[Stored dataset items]
--- Begin ---
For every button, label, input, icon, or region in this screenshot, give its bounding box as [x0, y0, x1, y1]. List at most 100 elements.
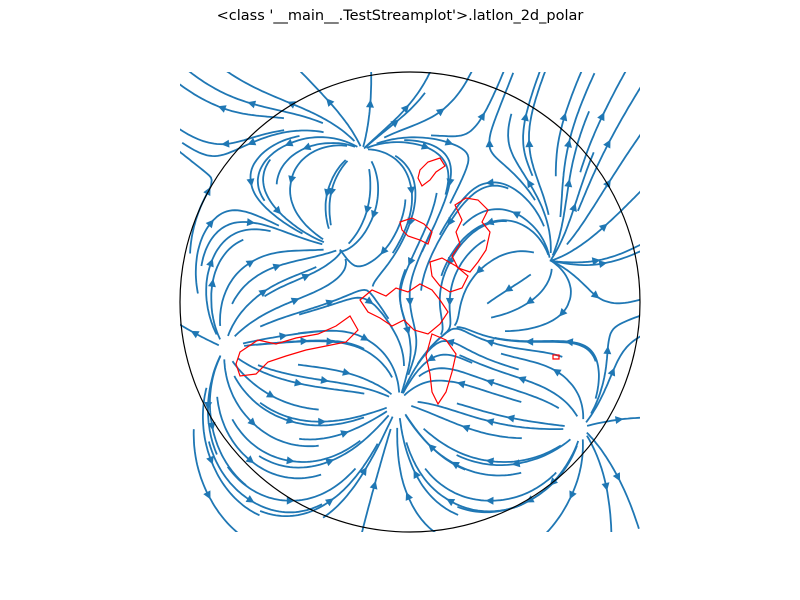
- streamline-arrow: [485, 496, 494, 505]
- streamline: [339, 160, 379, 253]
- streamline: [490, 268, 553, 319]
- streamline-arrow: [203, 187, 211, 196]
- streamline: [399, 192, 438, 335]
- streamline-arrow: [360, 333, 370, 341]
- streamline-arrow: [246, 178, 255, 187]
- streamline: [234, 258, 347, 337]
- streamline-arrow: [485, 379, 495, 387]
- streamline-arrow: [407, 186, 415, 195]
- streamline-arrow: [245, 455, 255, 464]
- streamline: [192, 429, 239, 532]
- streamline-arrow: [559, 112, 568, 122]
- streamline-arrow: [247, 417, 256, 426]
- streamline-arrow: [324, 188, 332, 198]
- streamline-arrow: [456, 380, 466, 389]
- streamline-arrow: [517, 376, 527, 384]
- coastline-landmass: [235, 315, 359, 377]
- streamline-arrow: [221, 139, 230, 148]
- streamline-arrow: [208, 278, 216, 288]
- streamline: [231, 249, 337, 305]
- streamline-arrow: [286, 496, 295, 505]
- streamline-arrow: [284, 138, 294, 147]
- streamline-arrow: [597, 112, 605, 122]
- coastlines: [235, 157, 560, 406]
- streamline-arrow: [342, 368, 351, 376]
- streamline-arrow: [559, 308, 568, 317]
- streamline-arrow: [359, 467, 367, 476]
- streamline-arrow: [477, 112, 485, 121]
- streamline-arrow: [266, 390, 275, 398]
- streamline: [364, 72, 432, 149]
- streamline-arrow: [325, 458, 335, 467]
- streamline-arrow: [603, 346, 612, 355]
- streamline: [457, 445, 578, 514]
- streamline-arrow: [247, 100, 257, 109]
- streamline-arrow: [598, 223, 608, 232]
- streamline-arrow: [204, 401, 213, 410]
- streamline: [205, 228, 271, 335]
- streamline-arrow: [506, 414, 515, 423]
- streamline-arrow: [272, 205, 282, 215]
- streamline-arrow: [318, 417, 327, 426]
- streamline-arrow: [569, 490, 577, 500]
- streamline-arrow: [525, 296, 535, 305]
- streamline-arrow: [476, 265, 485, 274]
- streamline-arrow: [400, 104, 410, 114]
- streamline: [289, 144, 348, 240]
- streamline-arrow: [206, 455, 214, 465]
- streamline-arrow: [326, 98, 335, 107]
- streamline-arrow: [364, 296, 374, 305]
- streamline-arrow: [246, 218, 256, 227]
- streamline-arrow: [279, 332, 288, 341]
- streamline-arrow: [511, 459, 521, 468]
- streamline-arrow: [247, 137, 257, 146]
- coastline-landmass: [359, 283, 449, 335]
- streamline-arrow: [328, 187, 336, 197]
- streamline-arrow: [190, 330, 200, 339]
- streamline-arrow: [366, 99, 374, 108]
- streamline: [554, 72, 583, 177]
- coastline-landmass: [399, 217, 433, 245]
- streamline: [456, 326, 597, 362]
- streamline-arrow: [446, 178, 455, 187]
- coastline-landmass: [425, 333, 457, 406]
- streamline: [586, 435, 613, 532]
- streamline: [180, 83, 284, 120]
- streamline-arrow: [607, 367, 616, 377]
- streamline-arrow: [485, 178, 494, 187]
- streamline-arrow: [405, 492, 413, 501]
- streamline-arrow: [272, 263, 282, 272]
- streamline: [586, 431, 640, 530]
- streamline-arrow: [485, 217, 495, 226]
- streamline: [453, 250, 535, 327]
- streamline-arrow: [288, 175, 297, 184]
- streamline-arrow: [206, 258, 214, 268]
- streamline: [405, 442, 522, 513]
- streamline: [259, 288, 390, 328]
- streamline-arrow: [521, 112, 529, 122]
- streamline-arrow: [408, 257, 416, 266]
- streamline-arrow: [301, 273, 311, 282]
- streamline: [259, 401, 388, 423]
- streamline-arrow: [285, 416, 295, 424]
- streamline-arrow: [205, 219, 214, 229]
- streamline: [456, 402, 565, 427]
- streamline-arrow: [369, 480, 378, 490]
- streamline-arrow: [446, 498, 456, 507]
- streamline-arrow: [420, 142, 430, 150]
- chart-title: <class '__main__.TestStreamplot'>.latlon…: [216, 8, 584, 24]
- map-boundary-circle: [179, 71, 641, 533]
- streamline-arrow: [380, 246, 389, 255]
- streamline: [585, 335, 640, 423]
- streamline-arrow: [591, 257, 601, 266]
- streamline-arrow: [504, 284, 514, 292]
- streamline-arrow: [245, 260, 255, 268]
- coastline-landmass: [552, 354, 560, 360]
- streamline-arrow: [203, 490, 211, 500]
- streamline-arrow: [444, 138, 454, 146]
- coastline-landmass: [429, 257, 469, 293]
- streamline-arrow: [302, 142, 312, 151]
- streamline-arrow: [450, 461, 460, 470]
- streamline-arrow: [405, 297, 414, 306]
--- End ---
--- Begin ---
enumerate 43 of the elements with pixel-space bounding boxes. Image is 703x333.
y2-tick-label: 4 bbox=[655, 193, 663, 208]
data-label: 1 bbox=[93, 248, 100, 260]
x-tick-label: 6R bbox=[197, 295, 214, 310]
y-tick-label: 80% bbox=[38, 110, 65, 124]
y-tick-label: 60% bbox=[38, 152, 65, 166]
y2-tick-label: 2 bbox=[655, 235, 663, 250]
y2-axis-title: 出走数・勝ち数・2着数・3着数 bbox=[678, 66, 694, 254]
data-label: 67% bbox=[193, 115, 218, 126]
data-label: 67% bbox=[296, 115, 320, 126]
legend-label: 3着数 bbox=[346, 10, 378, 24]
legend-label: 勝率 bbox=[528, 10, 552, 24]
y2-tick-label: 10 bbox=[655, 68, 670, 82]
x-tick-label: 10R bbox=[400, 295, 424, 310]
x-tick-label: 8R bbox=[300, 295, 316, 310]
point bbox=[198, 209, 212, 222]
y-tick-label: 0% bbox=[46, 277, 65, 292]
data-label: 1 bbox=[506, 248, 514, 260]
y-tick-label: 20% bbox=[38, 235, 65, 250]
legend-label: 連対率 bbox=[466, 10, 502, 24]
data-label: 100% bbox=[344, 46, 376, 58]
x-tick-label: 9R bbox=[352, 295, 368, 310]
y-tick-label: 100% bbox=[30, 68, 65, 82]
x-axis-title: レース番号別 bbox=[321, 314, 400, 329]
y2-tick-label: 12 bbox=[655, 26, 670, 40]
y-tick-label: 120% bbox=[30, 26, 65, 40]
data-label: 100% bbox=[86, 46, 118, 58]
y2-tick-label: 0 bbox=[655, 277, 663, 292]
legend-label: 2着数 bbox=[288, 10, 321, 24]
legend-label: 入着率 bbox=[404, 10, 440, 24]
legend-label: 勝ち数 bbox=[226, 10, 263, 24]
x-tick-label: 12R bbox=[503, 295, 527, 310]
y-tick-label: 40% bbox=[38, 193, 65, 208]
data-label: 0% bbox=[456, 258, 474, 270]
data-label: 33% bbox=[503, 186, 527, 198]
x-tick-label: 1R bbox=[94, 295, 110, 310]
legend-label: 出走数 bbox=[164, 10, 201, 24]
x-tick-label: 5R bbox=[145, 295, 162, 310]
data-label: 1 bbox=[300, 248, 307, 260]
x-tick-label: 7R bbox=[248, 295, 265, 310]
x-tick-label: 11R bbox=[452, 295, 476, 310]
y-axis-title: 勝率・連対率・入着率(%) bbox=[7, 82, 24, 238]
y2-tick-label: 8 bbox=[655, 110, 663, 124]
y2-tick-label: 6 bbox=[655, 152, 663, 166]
--- End ---
TASK TO COMPLETE. Copy out the lines starting at the one that contains "enumerate 43 of" and ending at the one that contains "y2-tick-label: 2 bbox=[655, 235, 663, 250]", character for character.

SOLUTION TO THIS EXERCISE.
enumerate 43 of the elements with pixel-space bounding boxes. Image is 703x333.
y2-tick-label: 4 bbox=[655, 193, 663, 208]
data-label: 1 bbox=[93, 248, 100, 260]
x-tick-label: 6R bbox=[197, 295, 214, 310]
y-tick-label: 80% bbox=[38, 110, 65, 124]
y-tick-label: 60% bbox=[38, 152, 65, 166]
y2-tick-label: 2 bbox=[655, 235, 663, 250]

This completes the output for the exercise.